PROBLEM REQUIREMENTS:
Repeat the material below exactly, with no pictures.

##############################

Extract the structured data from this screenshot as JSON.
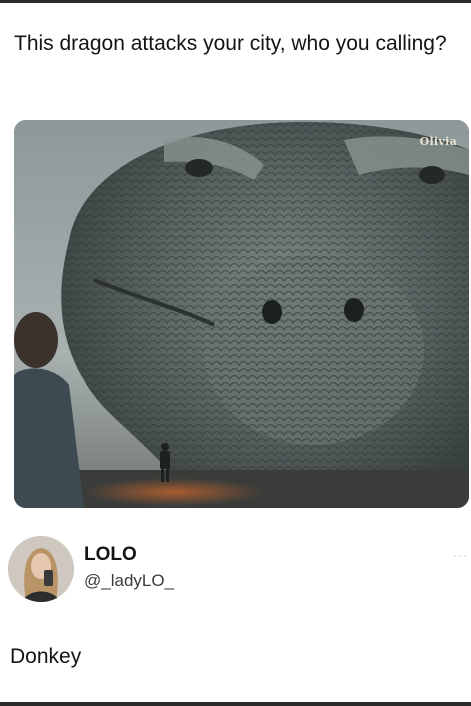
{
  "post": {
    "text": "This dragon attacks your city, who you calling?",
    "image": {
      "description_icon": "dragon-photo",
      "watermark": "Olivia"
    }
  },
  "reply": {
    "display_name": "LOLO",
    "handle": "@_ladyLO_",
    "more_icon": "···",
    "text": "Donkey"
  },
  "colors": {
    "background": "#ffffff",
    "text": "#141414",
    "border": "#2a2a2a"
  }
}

##############################

SOLUTION TO THIS PROBLEM:
Extract the structured data from this screenshot as JSON.
{
  "post": {
    "text": "This dragon attacks your city, who you calling?",
    "image": {
      "description_icon": "dragon-photo",
      "watermark": "Olivia"
    }
  },
  "reply": {
    "display_name": "LOLO",
    "handle": "@_ladyLO_",
    "more_icon": "···",
    "text": "Donkey"
  },
  "colors": {
    "background": "#ffffff",
    "text": "#141414",
    "border": "#2a2a2a"
  }
}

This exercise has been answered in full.